◆ Objective
Swap "x-tick-label" for "x-axis-label" everywhere in the listing below and give all its lines again with nothing else changed. Leave the pictures out of your answer.

-- Start Data provided --

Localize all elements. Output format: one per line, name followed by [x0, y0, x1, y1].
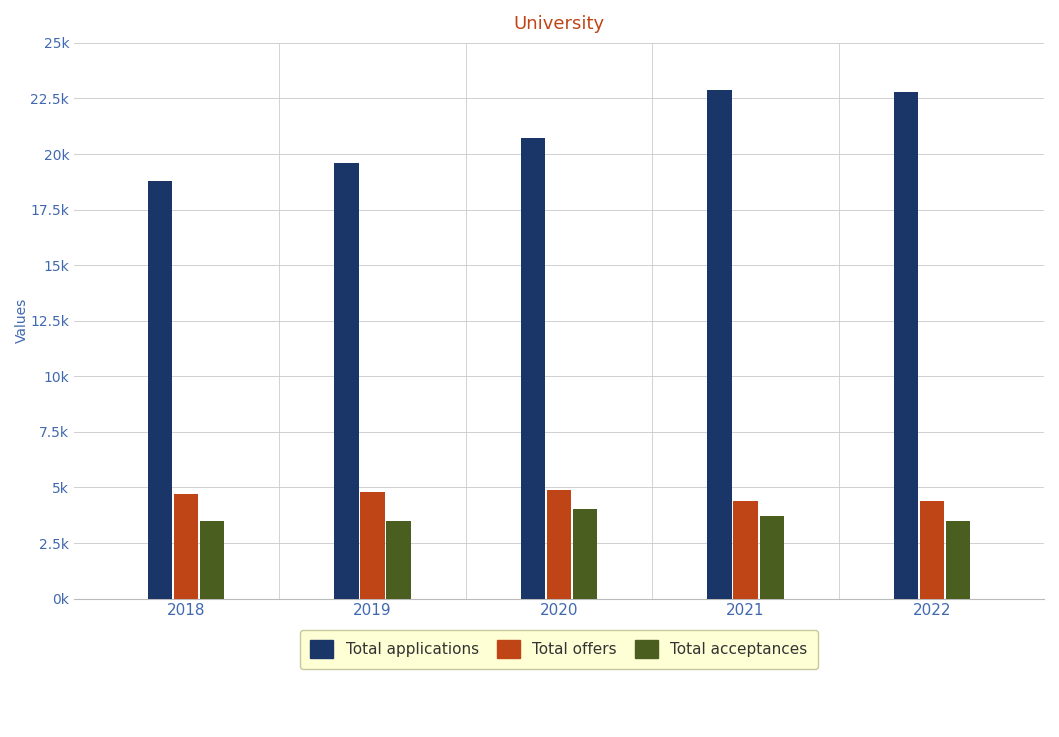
Bar: [734, 501, 757, 598]
Bar: [920, 501, 945, 598]
Legend: Total applications, Total offers, Total acceptances: Total applications, Total offers, Total …: [300, 629, 819, 668]
Bar: [946, 521, 970, 598]
Bar: [546, 489, 571, 598]
Bar: [174, 494, 198, 598]
Bar: [148, 181, 172, 598]
Bar: [759, 517, 784, 598]
Bar: [573, 509, 597, 598]
Bar: [360, 492, 384, 598]
Bar: [335, 163, 359, 598]
Bar: [521, 139, 545, 598]
Bar: [200, 521, 225, 598]
Title: University: University: [514, 15, 605, 33]
Bar: [387, 521, 411, 598]
Bar: [894, 92, 918, 598]
Y-axis label: Values: Values: [15, 298, 29, 343]
Bar: [707, 90, 732, 598]
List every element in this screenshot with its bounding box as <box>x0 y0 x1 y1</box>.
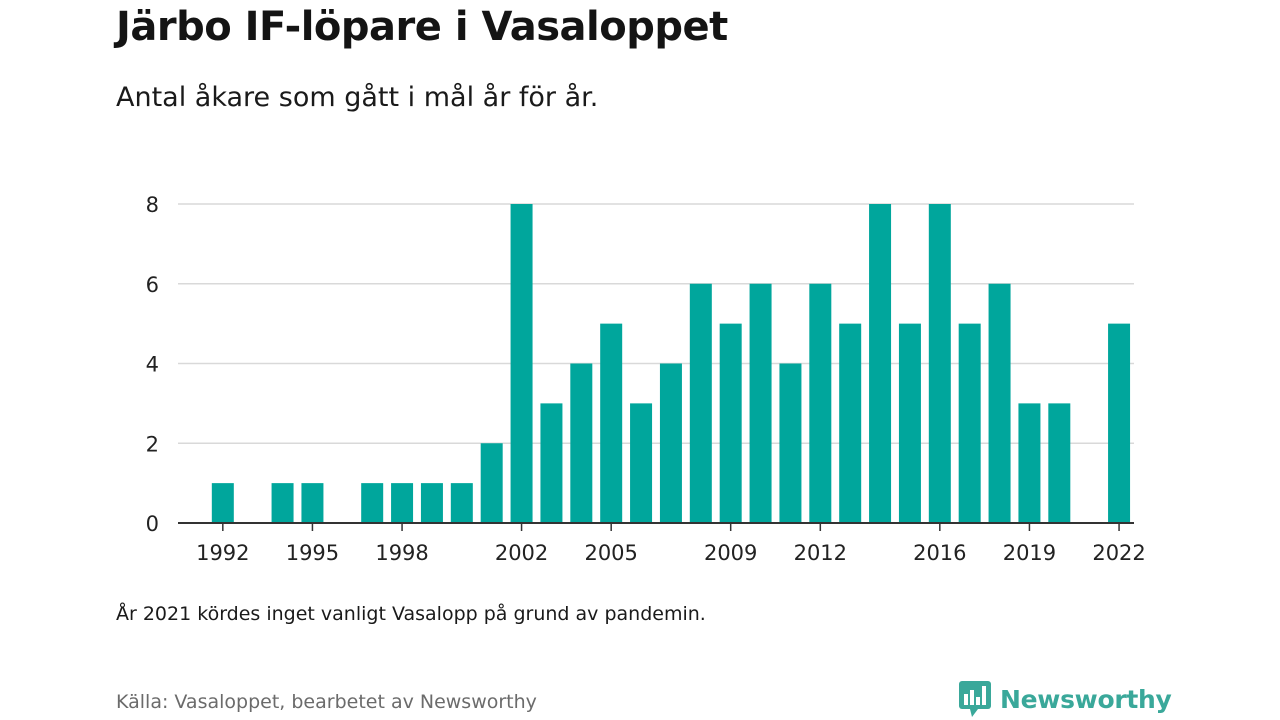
bar-1994 <box>271 483 294 523</box>
bar-2010 <box>749 283 772 523</box>
bar-1998 <box>391 483 414 523</box>
bar-2016 <box>928 204 951 523</box>
x-tick-label: 2009 <box>704 541 757 565</box>
bar-2005 <box>600 323 623 523</box>
y-tick-label: 2 <box>146 432 159 456</box>
chart-note: År 2021 kördes inget vanligt Vasalopp på… <box>116 603 706 625</box>
chart-subtitle: Antal åkare som gått i mål år för år. <box>116 82 599 113</box>
y-tick-label: 6 <box>146 273 159 297</box>
bar-2017 <box>958 323 981 523</box>
bar-2022 <box>1108 323 1131 523</box>
bar-1995 <box>301 483 324 523</box>
bar-1999 <box>420 483 443 523</box>
bar-2001 <box>480 443 503 523</box>
y-tick-label: 0 <box>146 512 159 536</box>
bar-2013 <box>839 323 862 523</box>
bar-2018 <box>988 283 1011 523</box>
bar-2008 <box>689 283 712 523</box>
bar-2015 <box>898 323 921 523</box>
bar-2012 <box>809 283 832 523</box>
bar-1992 <box>211 483 234 523</box>
bars <box>211 204 1131 523</box>
newsworthy-logo-icon <box>959 681 991 717</box>
y-axis-ticks: 0 2 4 6 8 <box>146 193 159 536</box>
x-tick-label: 1992 <box>196 541 249 565</box>
bar-2004 <box>570 363 593 523</box>
x-tick-label: 2022 <box>1092 541 1145 565</box>
bar-2006 <box>630 403 653 523</box>
x-tick-label: 2016 <box>913 541 966 565</box>
y-tick-label: 4 <box>146 353 159 377</box>
x-tick-label: 1998 <box>375 541 428 565</box>
source-text: Källa: Vasaloppet, bearbetet av Newswort… <box>116 691 537 713</box>
bar-2007 <box>659 363 682 523</box>
bar-2014 <box>869 204 892 523</box>
bar-2009 <box>719 323 742 523</box>
bar-2003 <box>540 403 563 523</box>
bar-2011 <box>779 363 802 523</box>
x-tick-label: 2005 <box>584 541 637 565</box>
x-tick-label: 2012 <box>794 541 847 565</box>
bar-chart: 0 2 4 6 8 1992 1995 1998 2002 2005 2009 2012 2016 20… <box>146 193 1146 565</box>
logo-wordmark: Newsworthy <box>1000 684 1172 714</box>
x-axis-ticks: 1992 1995 1998 2002 2005 2009 2012 2016 2019 2022 <box>196 523 1146 565</box>
bar-1997 <box>361 483 384 523</box>
chart-title: Järbo IF-löpare i Vasaloppet <box>116 4 728 50</box>
y-tick-label: 8 <box>146 193 159 217</box>
bar-2000 <box>450 483 473 523</box>
x-tick-label: 1995 <box>286 541 339 565</box>
bar-2020 <box>1048 403 1071 523</box>
newsworthy-logo: Newsworthy <box>958 680 1172 718</box>
x-tick-label: 2019 <box>1003 541 1056 565</box>
x-tick-label: 2002 <box>495 541 548 565</box>
bar-2002 <box>510 204 533 523</box>
bar-2019 <box>1018 403 1041 523</box>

-- End Data provided --

◆ Solution below
Localize all elements. Output format: one per line, name followed by [x0, y0, x1, y1].
Bar: [734, 501, 757, 598]
Bar: [920, 501, 945, 598]
Legend: Total applications, Total offers, Total acceptances: Total applications, Total offers, Total …: [300, 629, 819, 668]
Bar: [946, 521, 970, 598]
Bar: [546, 489, 571, 598]
Bar: [174, 494, 198, 598]
Bar: [148, 181, 172, 598]
Bar: [759, 517, 784, 598]
Bar: [573, 509, 597, 598]
Bar: [360, 492, 384, 598]
Bar: [335, 163, 359, 598]
Bar: [521, 139, 545, 598]
Bar: [200, 521, 225, 598]
Title: University: University: [514, 15, 605, 33]
Bar: [387, 521, 411, 598]
Bar: [894, 92, 918, 598]
Y-axis label: Values: Values: [15, 298, 29, 343]
Bar: [707, 90, 732, 598]
List every element in this screenshot with its bounding box as <box>x0 y0 x1 y1</box>.
bar-1994 <box>271 483 294 523</box>
bar-2010 <box>749 283 772 523</box>
bar-1998 <box>391 483 414 523</box>
bar-2016 <box>928 204 951 523</box>
x-axis-label: 2009 <box>704 541 757 565</box>
bar-2005 <box>600 323 623 523</box>
y-tick-label: 2 <box>146 432 159 456</box>
chart-note: År 2021 kördes inget vanligt Vasalopp på… <box>116 603 706 625</box>
chart-subtitle: Antal åkare som gått i mål år för år. <box>116 82 599 113</box>
y-tick-label: 6 <box>146 273 159 297</box>
bar-2017 <box>958 323 981 523</box>
bar-2022 <box>1108 323 1131 523</box>
bar-1995 <box>301 483 324 523</box>
bar-1999 <box>420 483 443 523</box>
bar-2001 <box>480 443 503 523</box>
y-tick-label: 0 <box>146 512 159 536</box>
bar-2013 <box>839 323 862 523</box>
bar-2018 <box>988 283 1011 523</box>
bar-2008 <box>689 283 712 523</box>
bar-2015 <box>898 323 921 523</box>
bar-2012 <box>809 283 832 523</box>
bar-1992 <box>211 483 234 523</box>
bars <box>211 204 1131 523</box>
newsworthy-logo-icon <box>959 681 991 717</box>
y-axis-ticks: 0 2 4 6 8 <box>146 193 159 536</box>
x-axis-label: 1992 <box>196 541 249 565</box>
bar-2004 <box>570 363 593 523</box>
x-axis-label: 2022 <box>1092 541 1145 565</box>
bar-2006 <box>630 403 653 523</box>
x-axis-label: 2016 <box>913 541 966 565</box>
y-tick-label: 4 <box>146 353 159 377</box>
x-axis-label: 1998 <box>375 541 428 565</box>
source-text: Källa: Vasaloppet, bearbetet av Newswort… <box>116 691 537 713</box>
bar-2007 <box>659 363 682 523</box>
bar-2014 <box>869 204 892 523</box>
bar-2009 <box>719 323 742 523</box>
bar-2003 <box>540 403 563 523</box>
bar-2011 <box>779 363 802 523</box>
x-axis-label: 2005 <box>584 541 637 565</box>
x-axis-label: 2012 <box>794 541 847 565</box>
bar-chart: 0 2 4 6 8 1992 1995 1998 2002 2005 2009 2012 2016 20… <box>146 193 1146 565</box>
logo-wordmark: Newsworthy <box>1000 684 1172 714</box>
x-axis-ticks: 1992 1995 1998 2002 2005 2009 2012 2016 2019 2022 <box>196 523 1146 565</box>
bar-1997 <box>361 483 384 523</box>
chart-title: Järbo IF-löpare i Vasaloppet <box>116 4 728 50</box>
y-tick-label: 8 <box>146 193 159 217</box>
bar-2000 <box>450 483 473 523</box>
x-axis-label: 1995 <box>286 541 339 565</box>
bar-2020 <box>1048 403 1071 523</box>
newsworthy-logo: Newsworthy <box>958 680 1172 718</box>
x-axis-label: 2019 <box>1003 541 1056 565</box>
x-axis-label: 2002 <box>495 541 548 565</box>
bar-2002 <box>510 204 533 523</box>
bar-2019 <box>1018 403 1041 523</box>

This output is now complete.